** WORK ITEM **
Search the data for "history". Each line containing it is to be copied.
----- DATA IN THIS EXERCISE -----
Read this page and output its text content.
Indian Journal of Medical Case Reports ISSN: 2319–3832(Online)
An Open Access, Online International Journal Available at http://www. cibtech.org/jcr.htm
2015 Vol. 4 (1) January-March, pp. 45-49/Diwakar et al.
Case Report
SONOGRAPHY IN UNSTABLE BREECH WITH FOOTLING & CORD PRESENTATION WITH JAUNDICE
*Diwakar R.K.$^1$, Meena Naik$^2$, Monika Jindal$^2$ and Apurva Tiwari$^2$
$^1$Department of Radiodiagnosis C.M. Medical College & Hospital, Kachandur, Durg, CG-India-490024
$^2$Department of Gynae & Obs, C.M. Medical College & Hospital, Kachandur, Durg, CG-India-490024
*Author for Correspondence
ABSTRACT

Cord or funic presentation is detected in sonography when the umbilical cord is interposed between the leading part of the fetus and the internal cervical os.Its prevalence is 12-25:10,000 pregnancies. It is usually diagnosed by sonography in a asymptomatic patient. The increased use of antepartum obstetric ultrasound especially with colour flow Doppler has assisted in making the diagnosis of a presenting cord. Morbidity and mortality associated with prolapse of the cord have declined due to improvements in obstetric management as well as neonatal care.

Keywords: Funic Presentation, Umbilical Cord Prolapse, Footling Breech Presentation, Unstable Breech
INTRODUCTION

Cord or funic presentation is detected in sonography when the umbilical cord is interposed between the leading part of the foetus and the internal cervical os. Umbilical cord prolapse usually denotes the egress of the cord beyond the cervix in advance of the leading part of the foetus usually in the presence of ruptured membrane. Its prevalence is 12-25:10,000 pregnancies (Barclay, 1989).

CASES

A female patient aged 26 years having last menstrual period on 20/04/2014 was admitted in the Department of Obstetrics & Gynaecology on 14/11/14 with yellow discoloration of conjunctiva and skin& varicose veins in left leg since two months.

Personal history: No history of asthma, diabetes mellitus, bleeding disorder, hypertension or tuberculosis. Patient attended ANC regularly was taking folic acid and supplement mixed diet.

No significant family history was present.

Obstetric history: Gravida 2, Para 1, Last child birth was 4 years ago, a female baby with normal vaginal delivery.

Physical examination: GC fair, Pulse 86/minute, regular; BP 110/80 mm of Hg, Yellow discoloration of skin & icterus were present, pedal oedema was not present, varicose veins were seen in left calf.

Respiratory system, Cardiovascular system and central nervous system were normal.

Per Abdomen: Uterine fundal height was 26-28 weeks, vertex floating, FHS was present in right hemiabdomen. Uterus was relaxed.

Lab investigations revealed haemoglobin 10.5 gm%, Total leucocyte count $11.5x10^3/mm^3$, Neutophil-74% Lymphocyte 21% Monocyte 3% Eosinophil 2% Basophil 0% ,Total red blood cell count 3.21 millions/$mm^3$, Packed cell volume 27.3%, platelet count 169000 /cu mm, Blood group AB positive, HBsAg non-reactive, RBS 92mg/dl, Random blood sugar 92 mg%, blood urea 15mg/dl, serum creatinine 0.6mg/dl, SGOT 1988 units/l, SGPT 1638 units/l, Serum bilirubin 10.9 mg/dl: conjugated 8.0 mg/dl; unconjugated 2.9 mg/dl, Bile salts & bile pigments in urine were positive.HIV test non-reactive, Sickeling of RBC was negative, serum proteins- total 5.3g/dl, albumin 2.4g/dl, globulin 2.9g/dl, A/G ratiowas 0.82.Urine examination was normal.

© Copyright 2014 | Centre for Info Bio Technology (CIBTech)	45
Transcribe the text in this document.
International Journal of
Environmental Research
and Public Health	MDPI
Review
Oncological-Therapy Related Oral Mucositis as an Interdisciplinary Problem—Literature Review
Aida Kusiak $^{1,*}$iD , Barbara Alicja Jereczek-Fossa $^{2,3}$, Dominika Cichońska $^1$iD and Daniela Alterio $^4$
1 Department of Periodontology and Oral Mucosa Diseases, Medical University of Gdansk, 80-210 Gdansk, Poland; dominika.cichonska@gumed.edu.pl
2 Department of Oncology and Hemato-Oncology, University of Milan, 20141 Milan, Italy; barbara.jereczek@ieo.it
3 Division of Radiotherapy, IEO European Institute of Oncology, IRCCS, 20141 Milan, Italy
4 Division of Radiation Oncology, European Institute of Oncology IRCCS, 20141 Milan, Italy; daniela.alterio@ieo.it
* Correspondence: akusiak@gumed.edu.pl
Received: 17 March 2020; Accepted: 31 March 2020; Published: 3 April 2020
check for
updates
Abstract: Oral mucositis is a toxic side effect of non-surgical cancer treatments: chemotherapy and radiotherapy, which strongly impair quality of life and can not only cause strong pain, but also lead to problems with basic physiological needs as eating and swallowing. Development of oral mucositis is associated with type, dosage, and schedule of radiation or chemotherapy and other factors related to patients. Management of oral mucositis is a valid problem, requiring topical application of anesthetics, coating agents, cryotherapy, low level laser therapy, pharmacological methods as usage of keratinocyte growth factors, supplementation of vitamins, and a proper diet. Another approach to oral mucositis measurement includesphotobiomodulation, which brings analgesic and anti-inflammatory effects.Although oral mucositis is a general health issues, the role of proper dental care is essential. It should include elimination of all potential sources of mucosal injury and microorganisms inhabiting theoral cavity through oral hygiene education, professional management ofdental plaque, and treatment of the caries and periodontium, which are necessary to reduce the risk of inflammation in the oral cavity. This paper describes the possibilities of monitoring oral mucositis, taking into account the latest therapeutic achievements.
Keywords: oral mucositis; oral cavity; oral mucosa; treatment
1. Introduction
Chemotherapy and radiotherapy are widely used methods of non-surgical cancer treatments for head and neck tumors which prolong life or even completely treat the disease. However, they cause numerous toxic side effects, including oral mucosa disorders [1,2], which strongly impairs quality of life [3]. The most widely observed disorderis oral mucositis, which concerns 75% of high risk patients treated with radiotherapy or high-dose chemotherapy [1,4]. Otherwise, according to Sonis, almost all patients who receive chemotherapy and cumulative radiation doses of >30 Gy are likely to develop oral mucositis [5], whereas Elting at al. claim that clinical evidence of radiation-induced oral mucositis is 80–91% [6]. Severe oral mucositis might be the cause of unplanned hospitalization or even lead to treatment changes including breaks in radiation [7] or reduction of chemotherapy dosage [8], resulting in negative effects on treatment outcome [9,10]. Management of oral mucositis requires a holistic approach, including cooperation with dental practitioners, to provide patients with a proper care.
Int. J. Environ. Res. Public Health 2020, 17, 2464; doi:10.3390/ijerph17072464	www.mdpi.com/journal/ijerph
-----
** RESULT **
Personal history: No history of asthma, diabetes mellitus, bleeding disorder, hypertension or tuberculosis. Patient attended ANC regularly was taking folic acid and supplement mixed diet.
No significant family history was present.
Obstetric history: Gravida 2, Para 1, Last child birth was 4 years ago, a female baby with normal vaginal delivery.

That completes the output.